[Data entries for graphics]

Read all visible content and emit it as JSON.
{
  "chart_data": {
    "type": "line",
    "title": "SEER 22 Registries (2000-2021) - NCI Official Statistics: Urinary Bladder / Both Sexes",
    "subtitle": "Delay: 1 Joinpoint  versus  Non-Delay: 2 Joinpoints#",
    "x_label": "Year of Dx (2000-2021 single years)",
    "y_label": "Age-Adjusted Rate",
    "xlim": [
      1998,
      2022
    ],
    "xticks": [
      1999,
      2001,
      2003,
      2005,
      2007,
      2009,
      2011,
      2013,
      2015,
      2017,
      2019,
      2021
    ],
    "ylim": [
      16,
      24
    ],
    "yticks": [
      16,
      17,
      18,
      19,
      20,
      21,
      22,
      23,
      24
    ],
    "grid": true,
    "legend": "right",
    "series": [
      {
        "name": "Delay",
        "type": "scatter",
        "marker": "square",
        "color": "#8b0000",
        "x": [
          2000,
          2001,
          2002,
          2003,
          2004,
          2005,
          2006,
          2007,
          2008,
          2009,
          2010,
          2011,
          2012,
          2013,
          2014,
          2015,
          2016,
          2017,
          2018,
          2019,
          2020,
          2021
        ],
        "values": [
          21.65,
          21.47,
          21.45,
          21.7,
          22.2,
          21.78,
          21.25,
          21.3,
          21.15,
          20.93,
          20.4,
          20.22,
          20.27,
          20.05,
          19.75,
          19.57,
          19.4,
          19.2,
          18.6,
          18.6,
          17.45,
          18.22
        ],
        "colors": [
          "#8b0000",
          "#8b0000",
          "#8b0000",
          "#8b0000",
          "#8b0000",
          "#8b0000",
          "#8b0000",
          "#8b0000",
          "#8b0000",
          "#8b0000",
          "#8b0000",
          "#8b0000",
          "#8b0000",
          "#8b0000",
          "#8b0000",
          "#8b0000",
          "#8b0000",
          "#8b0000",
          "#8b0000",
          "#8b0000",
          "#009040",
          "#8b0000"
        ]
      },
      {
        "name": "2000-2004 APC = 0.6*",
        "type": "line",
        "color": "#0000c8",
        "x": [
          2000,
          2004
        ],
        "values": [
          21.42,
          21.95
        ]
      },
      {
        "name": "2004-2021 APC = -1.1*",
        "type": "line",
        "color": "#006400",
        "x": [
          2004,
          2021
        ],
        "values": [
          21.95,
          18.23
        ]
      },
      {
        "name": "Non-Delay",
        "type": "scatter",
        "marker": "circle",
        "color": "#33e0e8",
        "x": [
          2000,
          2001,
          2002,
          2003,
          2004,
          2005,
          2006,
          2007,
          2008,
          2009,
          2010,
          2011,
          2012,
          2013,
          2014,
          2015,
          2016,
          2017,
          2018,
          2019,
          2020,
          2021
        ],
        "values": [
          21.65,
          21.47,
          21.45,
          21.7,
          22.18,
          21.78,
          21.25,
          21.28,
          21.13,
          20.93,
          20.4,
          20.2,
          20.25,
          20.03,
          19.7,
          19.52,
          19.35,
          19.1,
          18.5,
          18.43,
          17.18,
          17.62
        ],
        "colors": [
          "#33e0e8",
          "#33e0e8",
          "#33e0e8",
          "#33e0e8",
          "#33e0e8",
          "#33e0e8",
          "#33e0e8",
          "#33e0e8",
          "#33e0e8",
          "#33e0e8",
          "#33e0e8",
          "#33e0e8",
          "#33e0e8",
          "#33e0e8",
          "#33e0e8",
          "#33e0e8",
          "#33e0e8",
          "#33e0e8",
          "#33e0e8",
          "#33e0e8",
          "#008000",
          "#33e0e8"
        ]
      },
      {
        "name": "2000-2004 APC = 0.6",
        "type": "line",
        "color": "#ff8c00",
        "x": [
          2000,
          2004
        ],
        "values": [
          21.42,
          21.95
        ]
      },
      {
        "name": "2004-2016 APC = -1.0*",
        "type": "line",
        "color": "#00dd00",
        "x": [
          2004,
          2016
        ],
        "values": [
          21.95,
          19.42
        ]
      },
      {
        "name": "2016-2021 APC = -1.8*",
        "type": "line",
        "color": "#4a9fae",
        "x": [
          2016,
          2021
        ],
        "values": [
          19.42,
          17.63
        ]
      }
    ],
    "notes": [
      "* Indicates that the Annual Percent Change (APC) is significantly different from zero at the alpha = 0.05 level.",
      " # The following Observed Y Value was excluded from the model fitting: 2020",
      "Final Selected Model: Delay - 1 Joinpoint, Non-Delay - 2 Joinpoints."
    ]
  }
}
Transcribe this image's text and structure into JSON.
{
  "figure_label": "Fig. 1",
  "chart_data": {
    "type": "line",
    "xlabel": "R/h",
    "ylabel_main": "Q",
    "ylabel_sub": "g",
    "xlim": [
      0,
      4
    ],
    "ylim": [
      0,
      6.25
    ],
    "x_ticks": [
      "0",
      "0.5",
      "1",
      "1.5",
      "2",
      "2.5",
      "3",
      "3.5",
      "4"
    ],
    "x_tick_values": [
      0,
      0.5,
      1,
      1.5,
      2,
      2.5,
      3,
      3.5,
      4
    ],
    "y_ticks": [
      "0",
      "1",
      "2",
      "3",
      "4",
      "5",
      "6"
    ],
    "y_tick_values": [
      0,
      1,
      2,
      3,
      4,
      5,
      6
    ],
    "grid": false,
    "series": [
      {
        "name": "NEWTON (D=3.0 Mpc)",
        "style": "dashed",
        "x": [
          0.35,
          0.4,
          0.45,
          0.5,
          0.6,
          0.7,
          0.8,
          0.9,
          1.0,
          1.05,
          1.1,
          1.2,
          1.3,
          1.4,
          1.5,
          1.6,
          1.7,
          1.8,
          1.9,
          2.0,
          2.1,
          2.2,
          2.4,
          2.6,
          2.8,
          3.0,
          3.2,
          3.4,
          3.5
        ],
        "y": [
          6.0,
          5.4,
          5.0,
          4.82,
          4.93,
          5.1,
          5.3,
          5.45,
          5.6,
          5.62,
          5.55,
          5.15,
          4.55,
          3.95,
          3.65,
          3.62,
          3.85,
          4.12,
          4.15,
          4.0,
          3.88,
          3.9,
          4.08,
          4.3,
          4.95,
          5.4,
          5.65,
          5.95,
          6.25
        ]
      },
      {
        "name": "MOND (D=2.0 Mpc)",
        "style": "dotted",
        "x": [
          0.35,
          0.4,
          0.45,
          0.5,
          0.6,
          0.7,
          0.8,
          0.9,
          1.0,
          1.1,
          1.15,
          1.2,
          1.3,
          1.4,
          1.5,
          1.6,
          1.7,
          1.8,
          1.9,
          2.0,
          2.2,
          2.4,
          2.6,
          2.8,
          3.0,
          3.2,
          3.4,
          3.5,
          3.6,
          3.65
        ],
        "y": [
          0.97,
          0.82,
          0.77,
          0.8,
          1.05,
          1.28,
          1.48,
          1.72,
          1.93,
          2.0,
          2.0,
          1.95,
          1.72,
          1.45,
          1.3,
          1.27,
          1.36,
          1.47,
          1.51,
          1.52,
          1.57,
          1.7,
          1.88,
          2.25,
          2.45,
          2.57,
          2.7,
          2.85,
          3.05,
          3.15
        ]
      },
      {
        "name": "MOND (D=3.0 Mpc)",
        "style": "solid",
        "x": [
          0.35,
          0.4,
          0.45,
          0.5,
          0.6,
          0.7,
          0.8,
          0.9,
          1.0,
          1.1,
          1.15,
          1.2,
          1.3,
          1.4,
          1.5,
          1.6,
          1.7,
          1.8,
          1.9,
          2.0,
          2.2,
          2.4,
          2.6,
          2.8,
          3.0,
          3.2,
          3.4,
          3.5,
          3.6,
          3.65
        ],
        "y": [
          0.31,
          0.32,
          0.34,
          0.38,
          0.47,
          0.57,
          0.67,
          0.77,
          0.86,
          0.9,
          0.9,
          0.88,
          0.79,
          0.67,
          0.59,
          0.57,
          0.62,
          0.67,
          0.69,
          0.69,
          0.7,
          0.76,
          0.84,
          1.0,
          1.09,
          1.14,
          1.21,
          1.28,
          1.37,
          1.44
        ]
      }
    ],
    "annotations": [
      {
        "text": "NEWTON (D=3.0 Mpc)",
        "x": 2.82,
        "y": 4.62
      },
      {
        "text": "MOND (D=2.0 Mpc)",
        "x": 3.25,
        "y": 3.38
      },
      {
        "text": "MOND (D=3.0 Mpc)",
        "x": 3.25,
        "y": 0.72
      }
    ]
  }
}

§ **What the task asks**: Your task is to pick out every line with the string "JSON" and copy it.

§ **Reply**:
Read all visible content and emit it as JSON.
Transcribe this image's text and structure into JSON.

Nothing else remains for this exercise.